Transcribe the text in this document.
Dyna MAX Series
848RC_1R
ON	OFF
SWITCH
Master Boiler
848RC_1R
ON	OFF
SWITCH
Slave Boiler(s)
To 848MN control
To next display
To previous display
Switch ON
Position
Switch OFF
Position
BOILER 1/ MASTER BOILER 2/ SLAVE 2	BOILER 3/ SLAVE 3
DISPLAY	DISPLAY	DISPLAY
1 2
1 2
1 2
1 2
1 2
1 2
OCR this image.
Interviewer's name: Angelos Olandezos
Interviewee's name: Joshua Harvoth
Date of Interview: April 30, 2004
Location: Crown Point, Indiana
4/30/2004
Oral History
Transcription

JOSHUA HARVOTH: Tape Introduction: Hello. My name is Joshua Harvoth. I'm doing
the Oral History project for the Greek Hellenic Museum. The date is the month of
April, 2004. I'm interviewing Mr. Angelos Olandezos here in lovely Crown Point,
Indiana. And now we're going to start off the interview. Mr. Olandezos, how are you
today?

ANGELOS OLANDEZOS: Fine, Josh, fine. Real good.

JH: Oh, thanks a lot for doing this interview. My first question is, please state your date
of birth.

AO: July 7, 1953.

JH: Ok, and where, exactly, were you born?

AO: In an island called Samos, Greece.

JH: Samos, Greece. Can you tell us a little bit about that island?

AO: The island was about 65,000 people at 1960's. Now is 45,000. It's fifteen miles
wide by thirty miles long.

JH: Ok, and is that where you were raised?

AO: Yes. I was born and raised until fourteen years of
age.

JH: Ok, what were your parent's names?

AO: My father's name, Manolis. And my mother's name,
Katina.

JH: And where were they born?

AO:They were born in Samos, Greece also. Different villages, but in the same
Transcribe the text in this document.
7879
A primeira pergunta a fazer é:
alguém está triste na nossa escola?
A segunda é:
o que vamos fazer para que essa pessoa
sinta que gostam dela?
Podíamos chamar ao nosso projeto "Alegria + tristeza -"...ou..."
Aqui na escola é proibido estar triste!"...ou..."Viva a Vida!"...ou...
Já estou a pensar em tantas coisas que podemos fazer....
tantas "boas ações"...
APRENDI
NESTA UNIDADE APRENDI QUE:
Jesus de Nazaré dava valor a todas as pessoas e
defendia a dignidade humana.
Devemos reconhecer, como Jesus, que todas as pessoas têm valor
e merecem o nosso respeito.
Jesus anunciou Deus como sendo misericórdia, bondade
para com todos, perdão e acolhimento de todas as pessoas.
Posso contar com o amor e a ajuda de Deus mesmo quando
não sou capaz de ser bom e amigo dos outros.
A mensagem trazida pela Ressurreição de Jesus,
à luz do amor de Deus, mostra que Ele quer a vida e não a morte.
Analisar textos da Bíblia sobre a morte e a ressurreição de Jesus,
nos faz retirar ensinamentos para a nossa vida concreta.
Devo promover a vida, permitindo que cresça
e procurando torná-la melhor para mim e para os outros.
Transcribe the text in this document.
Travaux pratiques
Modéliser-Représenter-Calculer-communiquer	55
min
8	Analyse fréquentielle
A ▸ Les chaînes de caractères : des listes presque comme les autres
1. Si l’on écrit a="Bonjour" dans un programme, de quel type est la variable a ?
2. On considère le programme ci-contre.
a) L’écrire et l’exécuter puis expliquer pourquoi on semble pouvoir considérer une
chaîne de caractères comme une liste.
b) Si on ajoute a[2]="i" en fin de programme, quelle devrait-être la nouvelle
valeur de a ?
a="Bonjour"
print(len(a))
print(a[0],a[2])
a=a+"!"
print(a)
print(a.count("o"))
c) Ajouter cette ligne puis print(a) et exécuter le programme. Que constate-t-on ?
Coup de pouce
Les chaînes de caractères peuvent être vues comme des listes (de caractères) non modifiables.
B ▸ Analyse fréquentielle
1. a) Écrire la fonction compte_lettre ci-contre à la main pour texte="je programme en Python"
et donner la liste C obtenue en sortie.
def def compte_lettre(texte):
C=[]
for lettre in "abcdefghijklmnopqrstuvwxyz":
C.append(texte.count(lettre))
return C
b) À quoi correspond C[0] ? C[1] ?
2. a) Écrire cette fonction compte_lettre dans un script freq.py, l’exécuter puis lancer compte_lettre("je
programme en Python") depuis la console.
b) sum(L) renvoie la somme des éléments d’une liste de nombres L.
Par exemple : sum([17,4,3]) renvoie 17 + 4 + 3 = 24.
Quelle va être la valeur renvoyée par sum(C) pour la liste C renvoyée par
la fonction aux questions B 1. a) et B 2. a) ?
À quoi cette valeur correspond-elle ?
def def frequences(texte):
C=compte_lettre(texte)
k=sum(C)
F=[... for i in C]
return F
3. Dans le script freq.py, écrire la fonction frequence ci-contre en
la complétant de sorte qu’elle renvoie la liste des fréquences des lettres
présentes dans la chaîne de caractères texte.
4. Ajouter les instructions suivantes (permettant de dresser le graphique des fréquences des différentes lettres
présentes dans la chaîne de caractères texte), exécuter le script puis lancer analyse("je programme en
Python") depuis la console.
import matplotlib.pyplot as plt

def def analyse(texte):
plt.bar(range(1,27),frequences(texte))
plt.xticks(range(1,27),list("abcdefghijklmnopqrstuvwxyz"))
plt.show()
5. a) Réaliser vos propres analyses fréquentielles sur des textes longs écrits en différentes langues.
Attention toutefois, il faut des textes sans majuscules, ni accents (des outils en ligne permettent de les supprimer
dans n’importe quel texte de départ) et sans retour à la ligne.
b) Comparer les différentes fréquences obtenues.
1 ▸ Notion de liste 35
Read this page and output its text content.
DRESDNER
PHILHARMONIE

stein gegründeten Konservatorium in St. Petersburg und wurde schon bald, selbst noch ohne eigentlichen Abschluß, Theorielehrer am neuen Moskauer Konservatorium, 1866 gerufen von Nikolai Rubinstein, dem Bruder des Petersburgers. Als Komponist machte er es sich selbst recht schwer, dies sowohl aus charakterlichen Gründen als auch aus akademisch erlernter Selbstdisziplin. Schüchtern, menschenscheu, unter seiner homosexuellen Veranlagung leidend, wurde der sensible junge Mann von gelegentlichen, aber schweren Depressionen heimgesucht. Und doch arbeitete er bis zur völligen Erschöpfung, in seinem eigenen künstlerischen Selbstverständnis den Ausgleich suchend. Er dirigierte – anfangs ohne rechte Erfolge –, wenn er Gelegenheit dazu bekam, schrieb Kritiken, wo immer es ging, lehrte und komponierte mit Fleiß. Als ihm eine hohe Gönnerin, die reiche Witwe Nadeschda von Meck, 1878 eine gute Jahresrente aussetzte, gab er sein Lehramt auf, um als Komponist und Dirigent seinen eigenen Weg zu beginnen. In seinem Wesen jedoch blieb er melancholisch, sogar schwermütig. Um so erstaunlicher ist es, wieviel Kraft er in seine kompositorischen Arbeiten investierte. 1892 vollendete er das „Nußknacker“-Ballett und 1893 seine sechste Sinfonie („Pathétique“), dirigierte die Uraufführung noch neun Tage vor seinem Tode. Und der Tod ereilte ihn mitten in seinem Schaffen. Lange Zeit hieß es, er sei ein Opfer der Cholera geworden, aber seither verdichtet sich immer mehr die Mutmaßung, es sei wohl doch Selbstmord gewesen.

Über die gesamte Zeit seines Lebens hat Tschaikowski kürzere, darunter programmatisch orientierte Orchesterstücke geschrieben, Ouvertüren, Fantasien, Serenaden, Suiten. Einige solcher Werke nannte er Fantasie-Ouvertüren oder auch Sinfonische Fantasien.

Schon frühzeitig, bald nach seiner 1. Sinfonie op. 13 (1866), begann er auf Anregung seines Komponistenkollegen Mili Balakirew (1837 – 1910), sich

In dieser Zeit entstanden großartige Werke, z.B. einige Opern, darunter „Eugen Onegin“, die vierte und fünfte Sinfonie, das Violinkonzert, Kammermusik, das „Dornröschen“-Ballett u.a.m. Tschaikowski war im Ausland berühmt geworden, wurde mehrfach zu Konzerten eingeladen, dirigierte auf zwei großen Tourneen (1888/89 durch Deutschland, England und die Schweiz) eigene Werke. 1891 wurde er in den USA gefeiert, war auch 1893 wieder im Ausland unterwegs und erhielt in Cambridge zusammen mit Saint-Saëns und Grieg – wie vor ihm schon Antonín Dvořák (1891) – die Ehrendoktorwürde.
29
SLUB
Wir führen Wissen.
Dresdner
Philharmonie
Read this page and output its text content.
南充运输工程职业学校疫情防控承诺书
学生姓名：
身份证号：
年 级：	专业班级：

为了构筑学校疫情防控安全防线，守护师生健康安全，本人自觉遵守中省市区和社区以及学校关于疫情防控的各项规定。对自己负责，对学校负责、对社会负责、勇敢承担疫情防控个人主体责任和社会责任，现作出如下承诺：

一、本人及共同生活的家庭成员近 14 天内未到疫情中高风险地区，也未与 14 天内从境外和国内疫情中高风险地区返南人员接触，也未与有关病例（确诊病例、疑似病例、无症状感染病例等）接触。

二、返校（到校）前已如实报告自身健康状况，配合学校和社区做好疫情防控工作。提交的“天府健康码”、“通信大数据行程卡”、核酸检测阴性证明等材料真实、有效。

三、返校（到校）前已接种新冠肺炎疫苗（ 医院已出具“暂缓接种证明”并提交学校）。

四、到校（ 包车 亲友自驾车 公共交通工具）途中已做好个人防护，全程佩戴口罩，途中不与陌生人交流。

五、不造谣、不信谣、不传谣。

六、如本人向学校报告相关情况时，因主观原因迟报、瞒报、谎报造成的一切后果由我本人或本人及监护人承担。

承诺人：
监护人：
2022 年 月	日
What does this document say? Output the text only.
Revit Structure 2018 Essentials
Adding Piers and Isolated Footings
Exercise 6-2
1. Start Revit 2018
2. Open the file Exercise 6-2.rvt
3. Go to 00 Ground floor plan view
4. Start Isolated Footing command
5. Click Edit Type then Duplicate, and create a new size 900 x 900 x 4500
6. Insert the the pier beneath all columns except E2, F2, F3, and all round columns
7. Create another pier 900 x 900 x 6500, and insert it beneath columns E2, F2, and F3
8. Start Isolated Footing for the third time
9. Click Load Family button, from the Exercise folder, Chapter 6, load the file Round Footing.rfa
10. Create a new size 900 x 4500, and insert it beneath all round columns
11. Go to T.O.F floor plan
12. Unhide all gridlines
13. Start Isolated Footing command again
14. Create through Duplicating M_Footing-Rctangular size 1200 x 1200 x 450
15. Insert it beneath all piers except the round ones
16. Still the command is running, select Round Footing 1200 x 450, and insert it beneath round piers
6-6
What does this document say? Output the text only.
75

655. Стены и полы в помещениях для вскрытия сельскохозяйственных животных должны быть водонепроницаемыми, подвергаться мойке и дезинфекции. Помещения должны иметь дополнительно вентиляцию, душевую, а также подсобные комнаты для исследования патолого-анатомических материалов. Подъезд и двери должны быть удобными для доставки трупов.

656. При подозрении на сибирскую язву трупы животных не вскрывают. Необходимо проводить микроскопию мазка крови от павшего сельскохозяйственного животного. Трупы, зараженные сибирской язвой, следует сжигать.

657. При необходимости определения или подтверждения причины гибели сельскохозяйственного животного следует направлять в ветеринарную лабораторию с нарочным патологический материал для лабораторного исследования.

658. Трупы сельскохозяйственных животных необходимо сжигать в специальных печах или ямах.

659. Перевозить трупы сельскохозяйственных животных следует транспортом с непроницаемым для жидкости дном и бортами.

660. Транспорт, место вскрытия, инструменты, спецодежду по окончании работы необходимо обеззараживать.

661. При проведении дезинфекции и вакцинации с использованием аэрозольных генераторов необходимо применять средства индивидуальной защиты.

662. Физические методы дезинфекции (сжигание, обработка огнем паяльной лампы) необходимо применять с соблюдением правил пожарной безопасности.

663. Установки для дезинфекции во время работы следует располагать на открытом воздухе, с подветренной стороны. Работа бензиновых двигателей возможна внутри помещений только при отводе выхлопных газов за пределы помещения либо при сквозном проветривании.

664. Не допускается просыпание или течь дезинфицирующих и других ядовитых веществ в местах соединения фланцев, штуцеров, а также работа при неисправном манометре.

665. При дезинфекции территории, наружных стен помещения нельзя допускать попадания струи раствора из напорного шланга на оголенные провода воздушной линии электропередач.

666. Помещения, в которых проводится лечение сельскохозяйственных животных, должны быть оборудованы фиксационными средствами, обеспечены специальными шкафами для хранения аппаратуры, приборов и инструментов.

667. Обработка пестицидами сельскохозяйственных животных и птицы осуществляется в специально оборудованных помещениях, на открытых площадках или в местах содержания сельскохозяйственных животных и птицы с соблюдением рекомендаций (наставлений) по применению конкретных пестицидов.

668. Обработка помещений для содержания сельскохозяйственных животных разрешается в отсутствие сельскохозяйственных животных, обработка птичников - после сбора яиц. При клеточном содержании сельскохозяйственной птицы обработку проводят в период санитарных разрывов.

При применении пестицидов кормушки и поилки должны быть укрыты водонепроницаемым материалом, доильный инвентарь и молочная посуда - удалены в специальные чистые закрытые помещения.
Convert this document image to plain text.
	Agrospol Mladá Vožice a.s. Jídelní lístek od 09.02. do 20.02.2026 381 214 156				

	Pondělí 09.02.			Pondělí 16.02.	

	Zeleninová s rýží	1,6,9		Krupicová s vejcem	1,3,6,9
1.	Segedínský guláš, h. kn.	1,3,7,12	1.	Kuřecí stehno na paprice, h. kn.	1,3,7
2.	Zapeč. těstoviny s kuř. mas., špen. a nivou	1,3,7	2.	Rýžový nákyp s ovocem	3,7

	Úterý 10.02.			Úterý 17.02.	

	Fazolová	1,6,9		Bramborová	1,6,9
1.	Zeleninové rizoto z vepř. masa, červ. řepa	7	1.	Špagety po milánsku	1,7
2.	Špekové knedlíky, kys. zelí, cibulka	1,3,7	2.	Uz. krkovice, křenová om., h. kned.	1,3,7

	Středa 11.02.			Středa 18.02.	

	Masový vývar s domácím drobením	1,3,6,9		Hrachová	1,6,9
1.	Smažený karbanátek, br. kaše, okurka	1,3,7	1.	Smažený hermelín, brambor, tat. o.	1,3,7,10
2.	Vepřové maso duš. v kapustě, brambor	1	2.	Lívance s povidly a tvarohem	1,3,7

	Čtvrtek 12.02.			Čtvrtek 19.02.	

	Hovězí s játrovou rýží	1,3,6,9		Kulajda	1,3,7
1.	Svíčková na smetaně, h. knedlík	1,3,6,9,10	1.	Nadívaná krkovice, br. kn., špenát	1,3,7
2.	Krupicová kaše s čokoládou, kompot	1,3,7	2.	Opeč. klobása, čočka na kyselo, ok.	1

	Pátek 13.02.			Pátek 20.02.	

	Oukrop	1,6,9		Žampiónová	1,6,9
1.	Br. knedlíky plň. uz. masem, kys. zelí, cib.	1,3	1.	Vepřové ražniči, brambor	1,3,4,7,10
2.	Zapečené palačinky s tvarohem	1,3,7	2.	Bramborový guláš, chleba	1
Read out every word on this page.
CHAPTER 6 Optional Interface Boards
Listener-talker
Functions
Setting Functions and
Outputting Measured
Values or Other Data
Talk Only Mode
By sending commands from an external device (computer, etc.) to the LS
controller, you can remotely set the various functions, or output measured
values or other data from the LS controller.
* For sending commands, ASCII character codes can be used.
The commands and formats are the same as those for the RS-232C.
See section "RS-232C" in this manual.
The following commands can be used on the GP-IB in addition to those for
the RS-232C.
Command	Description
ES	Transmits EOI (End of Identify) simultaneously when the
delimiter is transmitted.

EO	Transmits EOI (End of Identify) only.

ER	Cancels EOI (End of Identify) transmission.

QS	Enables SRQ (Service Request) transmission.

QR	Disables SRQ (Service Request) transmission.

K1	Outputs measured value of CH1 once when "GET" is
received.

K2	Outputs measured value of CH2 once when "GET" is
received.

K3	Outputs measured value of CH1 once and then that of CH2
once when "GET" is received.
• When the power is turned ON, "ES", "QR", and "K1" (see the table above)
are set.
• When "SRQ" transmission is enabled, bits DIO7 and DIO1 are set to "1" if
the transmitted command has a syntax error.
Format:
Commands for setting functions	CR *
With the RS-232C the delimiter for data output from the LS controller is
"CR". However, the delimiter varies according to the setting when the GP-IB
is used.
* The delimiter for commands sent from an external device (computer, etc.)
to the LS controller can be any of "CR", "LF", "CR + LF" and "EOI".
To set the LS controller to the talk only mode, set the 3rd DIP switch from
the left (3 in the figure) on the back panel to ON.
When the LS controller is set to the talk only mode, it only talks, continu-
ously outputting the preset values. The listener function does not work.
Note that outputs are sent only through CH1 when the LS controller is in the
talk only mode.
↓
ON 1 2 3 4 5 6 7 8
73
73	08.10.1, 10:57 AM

## [THE EXERCISE]
Exactly and exclusively, repeat the lines from the line that contains "Read out every word on this page." through the end of the records, both ends included.

## [WRITTEN ANSWER]
Read out every word on this page.
CHAPTER 6 Optional Interface Boards
Listener-talker
Functions
Setting Functions and
Outputting Measured
Values or Other Data
Talk Only Mode
By sending commands from an external device (computer, etc.) to the LS
controller, you can remotely set the various functions, or output measured
values or other data from the LS controller.
* For sending commands, ASCII character codes can be used.
The commands and formats are the same as those for the RS-232C.
See section "RS-232C" in this manual.
The following commands can be used on the GP-IB in addition to those for
the RS-232C.
Command	Description
ES	Transmits EOI (End of Identify) simultaneously when the
delimiter is transmitted.

EO	Transmits EOI (End of Identify) only.

ER	Cancels EOI (End of Identify) transmission.

QS	Enables SRQ (Service Request) transmission.

QR	Disables SRQ (Service Request) transmission.

K1	Outputs measured value of CH1 once when "GET" is
received.

K2	Outputs measured value of CH2 once when "GET" is
received.

K3	Outputs measured value of CH1 once and then that of CH2
once when "GET" is received.
• When the power is turned ON, "ES", "QR", and "K1" (see the table above)
are set.
• When "SRQ" transmission is enabled, bits DIO7 and DIO1 are set to "1" if
the transmitted command has a syntax error.
Format:
Commands for setting functions	CR *
With the RS-232C the delimiter for data output from the LS controller is
"CR". However, the delimiter varies according to the setting when the GP-IB
is used.
* The delimiter for commands sent from an external device (computer, etc.)
to the LS controller can be any of "CR", "LF", "CR + LF" and "EOI".
To set the LS controller to the talk only mode, set the 3rd DIP switch from
the left (3 in the figure) on the back panel to ON.
When the LS controller is set to the talk only mode, it only talks, continu-
ously outputting the preset values. The listener function does not work.
Note that outputs are sent only through CH1 when the LS controller is in the
talk only mode.
↓
ON 1 2 3 4 5 6 7 8
73
73	08.10.1, 10:57 AM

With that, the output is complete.